Your goal: All of the data below must be repeated exactly.

Supplied data:
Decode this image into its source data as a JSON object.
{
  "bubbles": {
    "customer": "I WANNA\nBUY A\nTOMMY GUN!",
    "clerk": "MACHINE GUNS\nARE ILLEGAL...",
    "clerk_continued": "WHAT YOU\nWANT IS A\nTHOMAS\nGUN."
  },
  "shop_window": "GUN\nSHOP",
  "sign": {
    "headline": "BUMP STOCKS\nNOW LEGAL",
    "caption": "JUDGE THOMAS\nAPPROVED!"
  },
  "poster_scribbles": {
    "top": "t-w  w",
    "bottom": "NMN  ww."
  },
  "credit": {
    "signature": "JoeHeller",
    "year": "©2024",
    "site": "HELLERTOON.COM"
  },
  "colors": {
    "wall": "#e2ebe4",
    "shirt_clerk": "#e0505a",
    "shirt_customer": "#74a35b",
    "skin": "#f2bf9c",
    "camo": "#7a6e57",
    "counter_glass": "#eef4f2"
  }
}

Solved problem:
Decode this image into its source data as a JSON object.
{
  "bubbles": {
    "customer": "I WANNA\nBUY A\nTOMMY GUN!",
    "clerk": "MACHINE GUNS\nARE ILLEGAL...",
    "clerk_continued": "WHAT YOU\nWANT IS A\nTHOMAS\nGUN."
  },
  "shop_window": "GUN\nSHOP",
  "sign": {
    "headline": "BUMP STOCKS\nNOW LEGAL",
    "caption": "JUDGE THOMAS\nAPPROVED!"
  },
  "poster_scribbles": {
    "top": "t-w  w",
    "bottom": "NMN  ww."
  },
  "credit": {
    "signature": "JoeHeller",
    "year": "©2024",
    "site": "HELLERTOON.COM"
  },
  "colors": {
    "wall": "#e2ebe4",
    "shirt_clerk": "#e0505a",
    "shirt_customer": "#74a35b",
    "skin": "#f2bf9c",
    "camo": "#7a6e57",
    "counter_glass": "#eef4f2"
  }
}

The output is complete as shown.